◆ **Data excerpts**
★ ★ ★ ★ ★
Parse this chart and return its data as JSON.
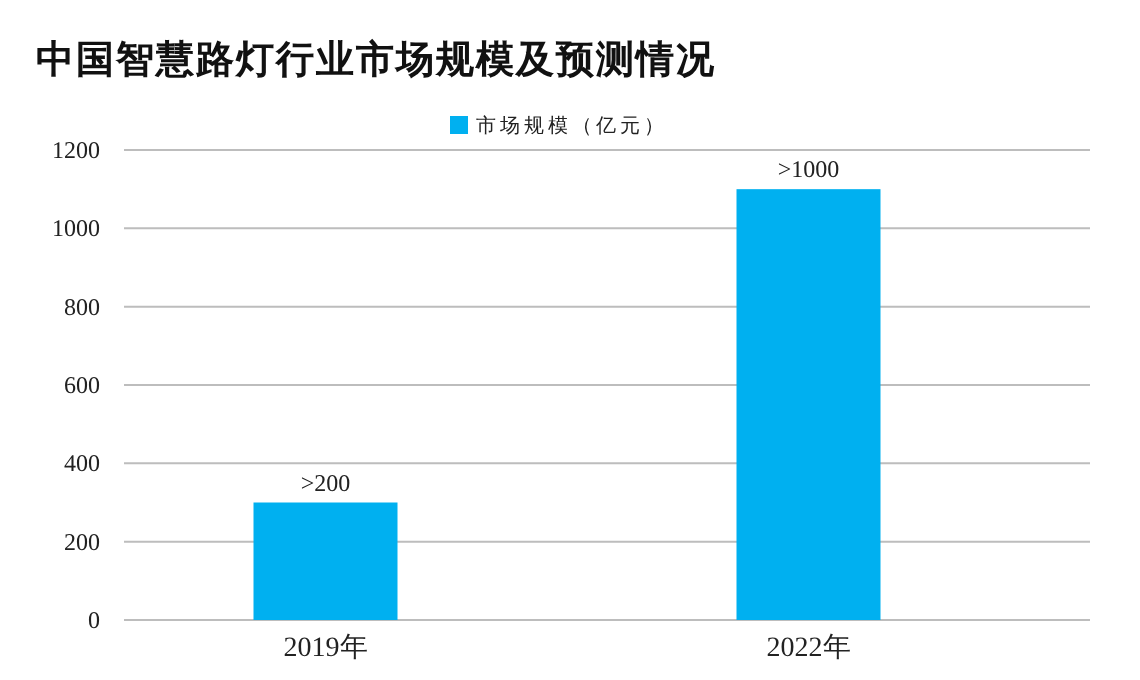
{
  "chart_data": {
    "type": "bar",
    "title": "中国智慧路灯行业市场规模及预测情况",
    "categories": [
      "2019年",
      "2022年"
    ],
    "series": [
      {
        "name": "市场规模（亿元）",
        "color": "#00b0f0",
        "values": [
          300,
          1100
        ],
        "value_labels": [
          ">200",
          ">1000"
        ]
      }
    ],
    "ylim": [
      0,
      1200
    ],
    "yticks": [
      0,
      200,
      400,
      600,
      800,
      1000,
      1200
    ],
    "grid": "y",
    "legend": "top"
  }
}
★ ★ ★ ★ ★
Without the pictures, copy the material exactly as given.

Parse this chart and return its data as JSON.
{
  "chart_data": {
    "type": "bar",
    "title": "中国智慧路灯行业市场规模及预测情况",
    "categories": [
      "2019年",
      "2022年"
    ],
    "series": [
      {
        "name": "市场规模（亿元）",
        "color": "#00b0f0",
        "values": [
          300,
          1100
        ],
        "value_labels": [
          ">200",
          ">1000"
        ]
      }
    ],
    "ylim": [
      0,
      1200
    ],
    "yticks": [
      0,
      200,
      400,
      600,
      800,
      1000,
      1200
    ],
    "grid": "y",
    "legend": "top"
  }
}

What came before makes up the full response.